=== Records for processing ===

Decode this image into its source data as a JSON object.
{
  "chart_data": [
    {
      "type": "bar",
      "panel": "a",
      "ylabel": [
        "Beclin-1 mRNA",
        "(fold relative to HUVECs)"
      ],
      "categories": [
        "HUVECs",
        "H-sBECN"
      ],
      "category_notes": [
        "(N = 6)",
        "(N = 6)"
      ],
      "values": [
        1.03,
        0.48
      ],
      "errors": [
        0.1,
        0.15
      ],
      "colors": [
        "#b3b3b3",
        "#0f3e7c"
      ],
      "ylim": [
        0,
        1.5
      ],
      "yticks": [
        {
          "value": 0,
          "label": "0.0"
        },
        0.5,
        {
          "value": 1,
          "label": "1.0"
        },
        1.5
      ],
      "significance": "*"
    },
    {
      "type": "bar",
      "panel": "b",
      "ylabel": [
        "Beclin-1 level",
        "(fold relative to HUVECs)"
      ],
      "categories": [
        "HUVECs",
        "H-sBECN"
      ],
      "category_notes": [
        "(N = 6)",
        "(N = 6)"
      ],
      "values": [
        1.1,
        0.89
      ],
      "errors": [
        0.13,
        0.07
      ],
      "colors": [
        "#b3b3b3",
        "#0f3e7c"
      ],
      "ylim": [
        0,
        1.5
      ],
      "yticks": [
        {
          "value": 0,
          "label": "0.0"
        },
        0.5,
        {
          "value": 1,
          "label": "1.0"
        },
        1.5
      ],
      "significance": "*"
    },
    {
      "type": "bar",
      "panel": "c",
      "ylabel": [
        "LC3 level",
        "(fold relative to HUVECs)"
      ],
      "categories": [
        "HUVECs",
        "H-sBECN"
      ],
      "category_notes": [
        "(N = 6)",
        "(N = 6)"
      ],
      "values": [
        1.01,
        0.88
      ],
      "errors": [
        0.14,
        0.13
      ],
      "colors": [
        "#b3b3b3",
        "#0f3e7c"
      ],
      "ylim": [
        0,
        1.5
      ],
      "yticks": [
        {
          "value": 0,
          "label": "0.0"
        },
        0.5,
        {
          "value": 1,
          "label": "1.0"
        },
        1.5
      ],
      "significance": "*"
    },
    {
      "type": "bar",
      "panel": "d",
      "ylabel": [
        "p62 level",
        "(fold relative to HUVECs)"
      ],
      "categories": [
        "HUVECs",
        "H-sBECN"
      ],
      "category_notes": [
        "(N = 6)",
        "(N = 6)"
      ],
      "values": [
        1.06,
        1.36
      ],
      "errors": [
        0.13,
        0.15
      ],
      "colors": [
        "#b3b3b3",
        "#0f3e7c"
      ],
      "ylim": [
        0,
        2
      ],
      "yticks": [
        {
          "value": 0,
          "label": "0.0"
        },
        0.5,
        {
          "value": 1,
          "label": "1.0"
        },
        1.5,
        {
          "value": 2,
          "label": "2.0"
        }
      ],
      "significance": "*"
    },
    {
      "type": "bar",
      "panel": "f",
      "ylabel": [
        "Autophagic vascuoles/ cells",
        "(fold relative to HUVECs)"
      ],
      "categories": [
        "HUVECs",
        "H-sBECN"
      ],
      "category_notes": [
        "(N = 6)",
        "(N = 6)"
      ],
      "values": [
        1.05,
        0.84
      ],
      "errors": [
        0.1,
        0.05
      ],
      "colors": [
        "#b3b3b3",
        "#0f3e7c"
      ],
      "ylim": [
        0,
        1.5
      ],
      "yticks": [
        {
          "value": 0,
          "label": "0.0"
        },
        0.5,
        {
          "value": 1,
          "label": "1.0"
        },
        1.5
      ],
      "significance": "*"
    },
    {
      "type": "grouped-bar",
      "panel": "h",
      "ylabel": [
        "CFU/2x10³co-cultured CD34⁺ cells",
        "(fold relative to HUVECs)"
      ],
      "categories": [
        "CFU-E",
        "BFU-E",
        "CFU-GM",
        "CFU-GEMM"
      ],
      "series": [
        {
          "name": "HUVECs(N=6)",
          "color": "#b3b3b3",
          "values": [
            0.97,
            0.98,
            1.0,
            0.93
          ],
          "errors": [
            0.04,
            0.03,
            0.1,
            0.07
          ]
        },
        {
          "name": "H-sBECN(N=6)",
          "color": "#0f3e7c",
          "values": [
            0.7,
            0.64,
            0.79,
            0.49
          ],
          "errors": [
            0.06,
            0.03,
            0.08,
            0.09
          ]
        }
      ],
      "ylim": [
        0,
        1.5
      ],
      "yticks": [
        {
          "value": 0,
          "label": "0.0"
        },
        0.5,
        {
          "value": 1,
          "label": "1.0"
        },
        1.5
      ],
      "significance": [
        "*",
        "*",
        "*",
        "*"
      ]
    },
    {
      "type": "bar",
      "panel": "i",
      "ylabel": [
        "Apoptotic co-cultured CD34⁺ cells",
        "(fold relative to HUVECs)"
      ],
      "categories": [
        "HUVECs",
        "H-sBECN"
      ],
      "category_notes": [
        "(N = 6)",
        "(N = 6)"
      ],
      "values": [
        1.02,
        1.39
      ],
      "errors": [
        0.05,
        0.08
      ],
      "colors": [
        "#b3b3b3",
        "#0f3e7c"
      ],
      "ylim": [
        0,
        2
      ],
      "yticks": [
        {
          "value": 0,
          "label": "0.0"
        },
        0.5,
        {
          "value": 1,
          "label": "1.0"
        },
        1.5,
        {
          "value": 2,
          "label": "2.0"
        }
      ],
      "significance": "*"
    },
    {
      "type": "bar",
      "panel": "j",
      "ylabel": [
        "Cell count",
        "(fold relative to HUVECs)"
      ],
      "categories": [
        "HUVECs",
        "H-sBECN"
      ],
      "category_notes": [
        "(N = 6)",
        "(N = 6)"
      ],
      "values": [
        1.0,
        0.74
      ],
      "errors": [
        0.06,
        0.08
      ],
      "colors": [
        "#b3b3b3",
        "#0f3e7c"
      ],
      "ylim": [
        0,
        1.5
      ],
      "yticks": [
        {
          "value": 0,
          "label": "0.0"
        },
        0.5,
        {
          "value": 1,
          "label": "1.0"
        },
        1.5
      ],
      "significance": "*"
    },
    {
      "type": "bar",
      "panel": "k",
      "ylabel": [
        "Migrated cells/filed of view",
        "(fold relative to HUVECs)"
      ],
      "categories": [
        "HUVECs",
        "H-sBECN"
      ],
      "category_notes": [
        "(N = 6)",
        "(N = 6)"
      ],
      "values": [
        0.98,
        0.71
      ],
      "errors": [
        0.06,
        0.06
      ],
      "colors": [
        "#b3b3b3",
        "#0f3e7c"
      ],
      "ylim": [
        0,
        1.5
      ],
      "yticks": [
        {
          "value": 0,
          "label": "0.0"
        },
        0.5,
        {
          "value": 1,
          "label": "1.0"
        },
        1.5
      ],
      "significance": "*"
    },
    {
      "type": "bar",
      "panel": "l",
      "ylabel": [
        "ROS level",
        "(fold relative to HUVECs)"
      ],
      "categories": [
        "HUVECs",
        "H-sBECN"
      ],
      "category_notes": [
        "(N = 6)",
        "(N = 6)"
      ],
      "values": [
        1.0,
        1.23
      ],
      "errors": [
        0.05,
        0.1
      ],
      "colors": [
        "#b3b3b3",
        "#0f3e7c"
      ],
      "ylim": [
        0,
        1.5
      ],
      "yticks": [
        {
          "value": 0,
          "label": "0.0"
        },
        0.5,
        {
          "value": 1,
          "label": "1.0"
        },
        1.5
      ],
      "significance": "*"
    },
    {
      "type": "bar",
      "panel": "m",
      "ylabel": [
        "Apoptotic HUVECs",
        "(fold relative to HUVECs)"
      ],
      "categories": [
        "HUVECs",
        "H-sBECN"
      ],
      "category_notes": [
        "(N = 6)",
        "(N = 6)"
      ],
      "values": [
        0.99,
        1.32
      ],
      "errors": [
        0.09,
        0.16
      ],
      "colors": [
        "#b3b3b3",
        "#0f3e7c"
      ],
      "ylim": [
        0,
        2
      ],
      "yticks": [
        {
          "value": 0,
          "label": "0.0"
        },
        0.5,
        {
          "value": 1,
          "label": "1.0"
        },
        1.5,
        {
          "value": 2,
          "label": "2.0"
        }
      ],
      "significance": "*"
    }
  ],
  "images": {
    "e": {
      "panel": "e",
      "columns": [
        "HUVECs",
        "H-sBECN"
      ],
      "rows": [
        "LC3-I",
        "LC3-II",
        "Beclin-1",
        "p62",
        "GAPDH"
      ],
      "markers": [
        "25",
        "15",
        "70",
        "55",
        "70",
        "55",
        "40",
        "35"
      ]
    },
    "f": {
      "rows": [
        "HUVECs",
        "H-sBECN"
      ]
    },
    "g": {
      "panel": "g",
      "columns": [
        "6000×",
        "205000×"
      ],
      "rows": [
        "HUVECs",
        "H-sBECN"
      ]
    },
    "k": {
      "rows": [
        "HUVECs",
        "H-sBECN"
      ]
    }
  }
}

===

[Work required] Only a number is wanted here: the count of lines in the data that include the word "Beclin".

[Output of the task] 3